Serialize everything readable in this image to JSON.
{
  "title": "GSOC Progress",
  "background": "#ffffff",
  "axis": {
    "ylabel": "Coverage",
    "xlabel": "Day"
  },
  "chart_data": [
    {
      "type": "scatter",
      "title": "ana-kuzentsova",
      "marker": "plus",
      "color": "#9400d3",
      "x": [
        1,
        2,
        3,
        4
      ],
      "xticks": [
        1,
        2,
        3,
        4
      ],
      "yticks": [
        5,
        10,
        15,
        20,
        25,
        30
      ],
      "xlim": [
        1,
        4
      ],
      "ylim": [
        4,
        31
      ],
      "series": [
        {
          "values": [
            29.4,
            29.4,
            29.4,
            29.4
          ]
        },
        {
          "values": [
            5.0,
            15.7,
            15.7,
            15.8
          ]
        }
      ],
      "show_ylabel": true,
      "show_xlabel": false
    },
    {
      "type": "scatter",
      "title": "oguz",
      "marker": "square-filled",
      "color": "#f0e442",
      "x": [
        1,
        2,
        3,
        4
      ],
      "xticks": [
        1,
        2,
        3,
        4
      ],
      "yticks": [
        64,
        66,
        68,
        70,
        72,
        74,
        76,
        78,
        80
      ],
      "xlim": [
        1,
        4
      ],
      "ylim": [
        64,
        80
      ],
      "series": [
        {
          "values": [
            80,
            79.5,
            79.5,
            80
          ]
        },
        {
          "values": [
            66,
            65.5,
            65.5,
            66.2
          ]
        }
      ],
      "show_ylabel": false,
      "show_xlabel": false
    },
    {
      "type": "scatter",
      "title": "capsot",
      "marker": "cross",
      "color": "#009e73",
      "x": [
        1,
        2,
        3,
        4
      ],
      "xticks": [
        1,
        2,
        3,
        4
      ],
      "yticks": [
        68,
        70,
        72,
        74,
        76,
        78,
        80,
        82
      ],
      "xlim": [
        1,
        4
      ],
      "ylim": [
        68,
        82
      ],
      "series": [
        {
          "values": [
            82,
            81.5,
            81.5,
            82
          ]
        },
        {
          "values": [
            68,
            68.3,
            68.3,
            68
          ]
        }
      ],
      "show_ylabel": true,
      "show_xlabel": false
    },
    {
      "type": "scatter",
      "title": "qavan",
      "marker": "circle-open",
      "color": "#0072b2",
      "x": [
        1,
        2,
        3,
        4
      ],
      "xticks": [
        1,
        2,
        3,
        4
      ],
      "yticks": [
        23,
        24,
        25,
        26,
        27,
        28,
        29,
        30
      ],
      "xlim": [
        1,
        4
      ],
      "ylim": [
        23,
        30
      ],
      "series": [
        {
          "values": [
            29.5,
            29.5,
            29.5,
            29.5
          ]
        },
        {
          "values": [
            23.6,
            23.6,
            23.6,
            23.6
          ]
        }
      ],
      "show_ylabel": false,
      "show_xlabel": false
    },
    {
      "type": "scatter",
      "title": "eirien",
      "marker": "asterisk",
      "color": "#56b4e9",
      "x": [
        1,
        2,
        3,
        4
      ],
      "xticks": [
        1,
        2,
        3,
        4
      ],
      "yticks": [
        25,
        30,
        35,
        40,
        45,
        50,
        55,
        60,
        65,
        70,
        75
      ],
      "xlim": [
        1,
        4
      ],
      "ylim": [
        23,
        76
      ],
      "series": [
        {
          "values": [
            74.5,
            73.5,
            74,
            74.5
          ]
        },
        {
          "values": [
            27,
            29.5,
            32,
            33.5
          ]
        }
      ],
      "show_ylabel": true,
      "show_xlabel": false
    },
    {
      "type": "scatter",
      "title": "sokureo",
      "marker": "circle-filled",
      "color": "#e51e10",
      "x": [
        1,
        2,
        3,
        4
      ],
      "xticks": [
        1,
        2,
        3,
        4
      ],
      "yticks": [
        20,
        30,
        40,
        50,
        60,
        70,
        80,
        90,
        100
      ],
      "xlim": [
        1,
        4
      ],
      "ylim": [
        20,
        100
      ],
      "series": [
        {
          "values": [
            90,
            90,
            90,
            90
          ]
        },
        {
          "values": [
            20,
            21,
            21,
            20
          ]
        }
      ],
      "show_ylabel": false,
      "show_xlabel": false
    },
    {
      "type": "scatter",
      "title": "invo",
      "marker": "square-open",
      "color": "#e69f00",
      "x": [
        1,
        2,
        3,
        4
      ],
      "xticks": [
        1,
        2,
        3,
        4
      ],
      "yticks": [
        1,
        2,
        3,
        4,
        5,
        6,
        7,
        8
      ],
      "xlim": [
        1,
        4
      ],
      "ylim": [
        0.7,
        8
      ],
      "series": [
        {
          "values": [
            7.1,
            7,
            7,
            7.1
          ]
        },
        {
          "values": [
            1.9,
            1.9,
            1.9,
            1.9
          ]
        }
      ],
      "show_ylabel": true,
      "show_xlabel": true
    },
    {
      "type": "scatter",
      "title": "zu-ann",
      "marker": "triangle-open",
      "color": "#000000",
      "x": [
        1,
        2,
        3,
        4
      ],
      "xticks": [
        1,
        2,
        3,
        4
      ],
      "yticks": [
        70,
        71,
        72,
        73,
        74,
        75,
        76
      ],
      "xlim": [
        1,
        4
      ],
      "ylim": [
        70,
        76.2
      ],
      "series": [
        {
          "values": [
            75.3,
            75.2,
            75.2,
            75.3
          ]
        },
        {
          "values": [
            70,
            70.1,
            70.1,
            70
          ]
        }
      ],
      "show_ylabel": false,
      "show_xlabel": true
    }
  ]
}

++++++++++

Short problem: Extract the full listing above without alteration.

Output for this task:
Serialize everything readable in this image to JSON.
{
  "title": "GSOC Progress",
  "background": "#ffffff",
  "axis": {
    "ylabel": "Coverage",
    "xlabel": "Day"
  },
  "chart_data": [
    {
      "type": "scatter",
      "title": "ana-kuzentsova",
      "marker": "plus",
      "color": "#9400d3",
      "x": [
        1,
        2,
        3,
        4
      ],
      "xticks": [
        1,
        2,
        3,
        4
      ],
      "yticks": [
        5,
        10,
        15,
        20,
        25,
        30
      ],
      "xlim": [
        1,
        4
      ],
      "ylim": [
        4,
        31
      ],
      "series": [
        {
          "values": [
            29.4,
            29.4,
            29.4,
            29.4
          ]
        },
        {
          "values": [
            5.0,
            15.7,
            15.7,
            15.8
          ]
        }
      ],
      "show_ylabel": true,
      "show_xlabel": false
    },
    {
      "type": "scatter",
      "title": "oguz",
      "marker": "square-filled",
      "color": "#f0e442",
      "x": [
        1,
        2,
        3,
        4
      ],
      "xticks": [
        1,
        2,
        3,
        4
      ],
      "yticks": [
        64,
        66,
        68,
        70,
        72,
        74,
        76,
        78,
        80
      ],
      "xlim": [
        1,
        4
      ],
      "ylim": [
        64,
        80
      ],
      "series": [
        {
          "values": [
            80,
            79.5,
            79.5,
            80
          ]
        },
        {
          "values": [
            66,
            65.5,
            65.5,
            66.2
          ]
        }
      ],
      "show_ylabel": false,
      "show_xlabel": false
    },
    {
      "type": "scatter",
      "title": "capsot",
      "marker": "cross",
      "color": "#009e73",
      "x": [
        1,
        2,
        3,
        4
      ],
      "xticks": [
        1,
        2,
        3,
        4
      ],
      "yticks": [
        68,
        70,
        72,
        74,
        76,
        78,
        80,
        82
      ],
      "xlim": [
        1,
        4
      ],
      "ylim": [
        68,
        82
      ],
      "series": [
        {
          "values": [
            82,
            81.5,
            81.5,
            82
          ]
        },
        {
          "values": [
            68,
            68.3,
            68.3,
            68
          ]
        }
      ],
      "show_ylabel": true,
      "show_xlabel": false
    },
    {
      "type": "scatter",
      "title": "qavan",
      "marker": "circle-open",
      "color": "#0072b2",
      "x": [
        1,
        2,
        3,
        4
      ],
      "xticks": [
        1,
        2,
        3,
        4
      ],
      "yticks": [
        23,
        24,
        25,
        26,
        27,
        28,
        29,
        30
      ],
      "xlim": [
        1,
        4
      ],
      "ylim": [
        23,
        30
      ],
      "series": [
        {
          "values": [
            29.5,
            29.5,
            29.5,
            29.5
          ]
        },
        {
          "values": [
            23.6,
            23.6,
            23.6,
            23.6
          ]
        }
      ],
      "show_ylabel": false,
      "show_xlabel": false
    },
    {
      "type": "scatter",
      "title": "eirien",
      "marker": "asterisk",
      "color": "#56b4e9",
      "x": [
        1,
        2,
        3,
        4
      ],
      "xticks": [
        1,
        2,
        3,
        4
      ],
      "yticks": [
        25,
        30,
        35,
        40,
        45,
        50,
        55,
        60,
        65,
        70,
        75
      ],
      "xlim": [
        1,
        4
      ],
      "ylim": [
        23,
        76
      ],
      "series": [
        {
          "values": [
            74.5,
            73.5,
            74,
            74.5
          ]
        },
        {
          "values": [
            27,
            29.5,
            32,
            33.5
          ]
        }
      ],
      "show_ylabel": true,
      "show_xlabel": false
    },
    {
      "type": "scatter",
      "title": "sokureo",
      "marker": "circle-filled",
      "color": "#e51e10",
      "x": [
        1,
        2,
        3,
        4
      ],
      "xticks": [
        1,
        2,
        3,
        4
      ],
      "yticks": [
        20,
        30,
        40,
        50,
        60,
        70,
        80,
        90,
        100
      ],
      "xlim": [
        1,
        4
      ],
      "ylim": [
        20,
        100
      ],
      "series": [
        {
          "values": [
            90,
            90,
            90,
            90
          ]
        },
        {
          "values": [
            20,
            21,
            21,
            20
          ]
        }
      ],
      "show_ylabel": false,
      "show_xlabel": false
    },
    {
      "type": "scatter",
      "title": "invo",
      "marker": "square-open",
      "color": "#e69f00",
      "x": [
        1,
        2,
        3,
        4
      ],
      "xticks": [
        1,
        2,
        3,
        4
      ],
      "yticks": [
        1,
        2,
        3,
        4,
        5,
        6,
        7,
        8
      ],
      "xlim": [
        1,
        4
      ],
      "ylim": [
        0.7,
        8
      ],
      "series": [
        {
          "values": [
            7.1,
            7,
            7,
            7.1
          ]
        },
        {
          "values": [
            1.9,
            1.9,
            1.9,
            1.9
          ]
        }
      ],
      "show_ylabel": true,
      "show_xlabel": true
    },
    {
      "type": "scatter",
      "title": "zu-ann",
      "marker": "triangle-open",
      "color": "#000000",
      "x": [
        1,
        2,
        3,
        4
      ],
      "xticks": [
        1,
        2,
        3,
        4
      ],
      "yticks": [
        70,
        71,
        72,
        73,
        74,
        75,
        76
      ],
      "xlim": [
        1,
        4
      ],
      "ylim": [
        70,
        76.2
      ],
      "series": [
        {
          "values": [
            75.3,
            75.2,
            75.2,
            75.3
          ]
        },
        {
          "values": [
            70,
            70.1,
            70.1,
            70
          ]
        }
      ],
      "show_ylabel": false,
      "show_xlabel": true
    }
  ]
}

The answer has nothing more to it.